REQUIRED WORK:
How many lines in this material include the string "name"? Answer with the number and nothing further.
## START THE INPUT
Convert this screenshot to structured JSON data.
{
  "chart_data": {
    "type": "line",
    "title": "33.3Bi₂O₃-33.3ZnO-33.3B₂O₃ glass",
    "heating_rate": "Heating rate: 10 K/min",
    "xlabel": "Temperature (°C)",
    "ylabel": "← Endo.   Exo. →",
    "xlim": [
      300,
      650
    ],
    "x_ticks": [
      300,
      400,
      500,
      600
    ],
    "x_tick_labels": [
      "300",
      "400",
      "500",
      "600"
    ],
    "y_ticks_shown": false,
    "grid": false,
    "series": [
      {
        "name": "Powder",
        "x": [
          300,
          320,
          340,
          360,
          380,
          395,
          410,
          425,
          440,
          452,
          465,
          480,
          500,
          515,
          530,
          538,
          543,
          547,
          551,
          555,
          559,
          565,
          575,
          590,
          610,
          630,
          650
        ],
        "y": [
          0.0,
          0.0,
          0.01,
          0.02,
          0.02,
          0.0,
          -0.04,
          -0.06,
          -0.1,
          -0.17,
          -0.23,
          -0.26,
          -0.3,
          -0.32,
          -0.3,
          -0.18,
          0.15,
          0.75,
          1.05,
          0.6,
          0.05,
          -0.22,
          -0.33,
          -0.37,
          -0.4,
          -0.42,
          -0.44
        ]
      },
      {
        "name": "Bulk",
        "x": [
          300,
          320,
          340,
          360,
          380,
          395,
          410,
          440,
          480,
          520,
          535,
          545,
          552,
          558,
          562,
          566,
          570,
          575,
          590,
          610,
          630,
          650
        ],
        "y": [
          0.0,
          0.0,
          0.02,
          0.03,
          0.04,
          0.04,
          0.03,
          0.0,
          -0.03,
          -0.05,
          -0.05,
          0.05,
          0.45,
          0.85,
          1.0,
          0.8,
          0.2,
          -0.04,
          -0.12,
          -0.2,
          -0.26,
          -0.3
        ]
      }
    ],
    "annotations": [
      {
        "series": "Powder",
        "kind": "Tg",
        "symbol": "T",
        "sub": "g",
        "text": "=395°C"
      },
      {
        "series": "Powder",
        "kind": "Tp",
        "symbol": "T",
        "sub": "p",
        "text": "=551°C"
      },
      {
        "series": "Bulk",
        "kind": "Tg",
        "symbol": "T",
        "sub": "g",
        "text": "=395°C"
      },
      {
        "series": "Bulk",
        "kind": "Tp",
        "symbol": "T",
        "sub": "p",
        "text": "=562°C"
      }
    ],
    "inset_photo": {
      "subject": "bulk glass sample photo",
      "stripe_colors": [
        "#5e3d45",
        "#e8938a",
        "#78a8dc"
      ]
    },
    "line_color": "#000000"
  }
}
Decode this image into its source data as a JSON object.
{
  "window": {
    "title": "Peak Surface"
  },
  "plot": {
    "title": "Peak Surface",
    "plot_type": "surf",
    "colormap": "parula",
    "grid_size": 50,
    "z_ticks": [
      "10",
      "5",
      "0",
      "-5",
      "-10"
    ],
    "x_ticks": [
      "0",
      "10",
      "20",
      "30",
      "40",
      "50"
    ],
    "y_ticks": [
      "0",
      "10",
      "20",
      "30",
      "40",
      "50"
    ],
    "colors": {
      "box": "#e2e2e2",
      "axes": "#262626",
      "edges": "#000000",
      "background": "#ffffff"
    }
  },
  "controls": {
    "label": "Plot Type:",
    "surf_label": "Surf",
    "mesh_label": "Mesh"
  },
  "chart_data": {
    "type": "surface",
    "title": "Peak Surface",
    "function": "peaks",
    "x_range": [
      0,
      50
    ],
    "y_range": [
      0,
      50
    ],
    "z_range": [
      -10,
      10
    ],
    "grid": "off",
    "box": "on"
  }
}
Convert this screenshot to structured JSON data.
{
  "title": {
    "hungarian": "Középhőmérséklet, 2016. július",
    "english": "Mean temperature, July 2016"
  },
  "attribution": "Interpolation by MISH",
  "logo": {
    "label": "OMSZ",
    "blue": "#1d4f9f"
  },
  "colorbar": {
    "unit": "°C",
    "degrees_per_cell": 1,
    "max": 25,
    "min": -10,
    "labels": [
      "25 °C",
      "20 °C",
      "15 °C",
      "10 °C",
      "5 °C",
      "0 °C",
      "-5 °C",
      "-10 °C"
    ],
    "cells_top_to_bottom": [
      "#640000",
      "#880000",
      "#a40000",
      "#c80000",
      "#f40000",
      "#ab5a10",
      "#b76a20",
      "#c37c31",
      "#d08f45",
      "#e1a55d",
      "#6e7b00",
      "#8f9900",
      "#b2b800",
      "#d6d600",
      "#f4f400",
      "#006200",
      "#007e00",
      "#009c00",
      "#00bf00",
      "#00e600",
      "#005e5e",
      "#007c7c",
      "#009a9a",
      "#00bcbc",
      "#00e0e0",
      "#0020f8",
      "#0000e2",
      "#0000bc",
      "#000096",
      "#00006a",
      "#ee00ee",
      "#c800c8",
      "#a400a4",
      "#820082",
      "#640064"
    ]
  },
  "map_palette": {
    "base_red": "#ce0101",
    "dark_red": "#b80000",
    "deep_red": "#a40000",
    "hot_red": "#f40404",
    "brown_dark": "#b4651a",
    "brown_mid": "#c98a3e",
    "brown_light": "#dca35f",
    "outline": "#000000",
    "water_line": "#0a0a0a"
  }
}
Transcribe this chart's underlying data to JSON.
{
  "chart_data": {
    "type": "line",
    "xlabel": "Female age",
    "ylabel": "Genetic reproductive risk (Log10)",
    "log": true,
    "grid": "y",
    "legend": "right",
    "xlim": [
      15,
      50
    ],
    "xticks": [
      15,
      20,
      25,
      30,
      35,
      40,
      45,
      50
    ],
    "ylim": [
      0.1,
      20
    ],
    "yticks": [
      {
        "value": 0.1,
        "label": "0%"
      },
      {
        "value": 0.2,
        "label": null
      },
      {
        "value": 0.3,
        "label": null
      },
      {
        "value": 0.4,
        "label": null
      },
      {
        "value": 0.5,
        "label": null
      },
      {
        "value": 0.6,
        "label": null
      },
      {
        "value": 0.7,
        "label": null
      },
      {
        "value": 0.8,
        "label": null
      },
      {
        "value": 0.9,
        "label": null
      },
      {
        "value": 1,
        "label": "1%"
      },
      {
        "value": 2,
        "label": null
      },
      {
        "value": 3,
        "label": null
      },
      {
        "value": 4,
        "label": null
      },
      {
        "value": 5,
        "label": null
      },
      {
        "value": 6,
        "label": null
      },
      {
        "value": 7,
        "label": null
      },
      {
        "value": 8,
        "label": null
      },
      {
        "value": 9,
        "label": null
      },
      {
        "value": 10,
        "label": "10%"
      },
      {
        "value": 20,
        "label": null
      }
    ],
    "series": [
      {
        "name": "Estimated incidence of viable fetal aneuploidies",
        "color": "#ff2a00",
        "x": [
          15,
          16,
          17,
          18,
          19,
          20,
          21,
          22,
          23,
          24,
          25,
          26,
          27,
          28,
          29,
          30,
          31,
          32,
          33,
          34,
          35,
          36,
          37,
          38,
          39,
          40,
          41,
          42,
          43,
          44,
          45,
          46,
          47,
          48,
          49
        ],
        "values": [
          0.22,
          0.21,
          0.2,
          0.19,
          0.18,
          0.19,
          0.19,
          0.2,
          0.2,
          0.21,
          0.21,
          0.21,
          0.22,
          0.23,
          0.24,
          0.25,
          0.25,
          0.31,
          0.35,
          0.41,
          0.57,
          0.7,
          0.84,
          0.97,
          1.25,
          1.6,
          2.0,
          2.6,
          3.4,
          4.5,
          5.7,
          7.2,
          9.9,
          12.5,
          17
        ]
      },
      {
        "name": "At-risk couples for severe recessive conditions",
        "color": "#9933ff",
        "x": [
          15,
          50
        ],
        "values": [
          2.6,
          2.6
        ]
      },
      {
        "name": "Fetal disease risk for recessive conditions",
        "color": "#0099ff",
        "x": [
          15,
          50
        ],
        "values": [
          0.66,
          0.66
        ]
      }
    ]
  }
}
## END THE INPUT
SOLUTION TO THIS EXERCISE:
5